start

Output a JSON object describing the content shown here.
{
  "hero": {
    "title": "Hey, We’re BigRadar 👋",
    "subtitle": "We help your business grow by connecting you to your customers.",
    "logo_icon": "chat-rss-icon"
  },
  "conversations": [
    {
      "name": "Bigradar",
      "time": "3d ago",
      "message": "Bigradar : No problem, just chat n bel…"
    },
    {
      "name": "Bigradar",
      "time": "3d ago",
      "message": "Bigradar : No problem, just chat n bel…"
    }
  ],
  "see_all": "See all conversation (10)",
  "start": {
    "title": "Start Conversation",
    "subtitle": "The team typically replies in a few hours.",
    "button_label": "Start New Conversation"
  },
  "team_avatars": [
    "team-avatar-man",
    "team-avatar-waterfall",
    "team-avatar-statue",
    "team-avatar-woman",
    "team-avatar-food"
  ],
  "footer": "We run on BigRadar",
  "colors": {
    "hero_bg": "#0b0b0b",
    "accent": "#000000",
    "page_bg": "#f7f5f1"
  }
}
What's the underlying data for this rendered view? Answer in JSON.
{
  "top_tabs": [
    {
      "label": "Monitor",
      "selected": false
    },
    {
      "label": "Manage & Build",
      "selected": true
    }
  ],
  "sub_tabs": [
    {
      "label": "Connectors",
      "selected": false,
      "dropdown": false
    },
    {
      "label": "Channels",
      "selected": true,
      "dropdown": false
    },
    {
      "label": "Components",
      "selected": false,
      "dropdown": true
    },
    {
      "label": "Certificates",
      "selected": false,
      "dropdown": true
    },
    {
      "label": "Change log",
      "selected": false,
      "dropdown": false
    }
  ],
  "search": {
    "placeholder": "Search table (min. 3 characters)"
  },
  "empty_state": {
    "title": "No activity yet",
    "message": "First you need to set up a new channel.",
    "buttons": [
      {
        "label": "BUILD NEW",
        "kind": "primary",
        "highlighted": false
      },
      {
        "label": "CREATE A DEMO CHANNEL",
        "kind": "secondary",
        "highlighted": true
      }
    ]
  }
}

end

▶ What you should do
Quote the material exactly, leaving nothing out.

▶ Reply to the task
Output a JSON object describing the content shown here.
{
  "hero": {
    "title": "Hey, We’re BigRadar 👋",
    "subtitle": "We help your business grow by connecting you to your customers.",
    "logo_icon": "chat-rss-icon"
  },
  "conversations": [
    {
      "name": "Bigradar",
      "time": "3d ago",
      "message": "Bigradar : No problem, just chat n bel…"
    },
    {
      "name": "Bigradar",
      "time": "3d ago",
      "message": "Bigradar : No problem, just chat n bel…"
    }
  ],
  "see_all": "See all conversation (10)",
  "start": {
    "title": "Start Conversation",
    "subtitle": "The team typically replies in a few hours.",
    "button_label": "Start New Conversation"
  },
  "team_avatars": [
    "team-avatar-man",
    "team-avatar-waterfall",
    "team-avatar-statue",
    "team-avatar-woman",
    "team-avatar-food"
  ],
  "footer": "We run on BigRadar",
  "colors": {
    "hero_bg": "#0b0b0b",
    "accent": "#000000",
    "page_bg": "#f7f5f1"
  }
}
What's the underlying data for this rendered view? Answer in JSON.
{
  "top_tabs": [
    {
      "label": "Monitor",
      "selected": false
    },
    {
      "label": "Manage & Build",
      "selected": true
    }
  ],
  "sub_tabs": [
    {
      "label": "Connectors",
      "selected": false,
      "dropdown": false
    },
    {
      "label": "Channels",
      "selected": true,
      "dropdown": false
    },
    {
      "label": "Components",
      "selected": false,
      "dropdown": true
    },
    {
      "label": "Certificates",
      "selected": false,
      "dropdown": true
    },
    {
      "label": "Change log",
      "selected": false,
      "dropdown": false
    }
  ],
  "search": {
    "placeholder": "Search table (min. 3 characters)"
  },
  "empty_state": {
    "title": "No activity yet",
    "message": "First you need to set up a new channel.",
    "buttons": [
      {
        "label": "BUILD NEW",
        "kind": "primary",
        "highlighted": false
      },
      {
        "label": "CREATE A DEMO CHANNEL",
        "kind": "secondary",
        "highlighted": true
      }
    ]
  }
}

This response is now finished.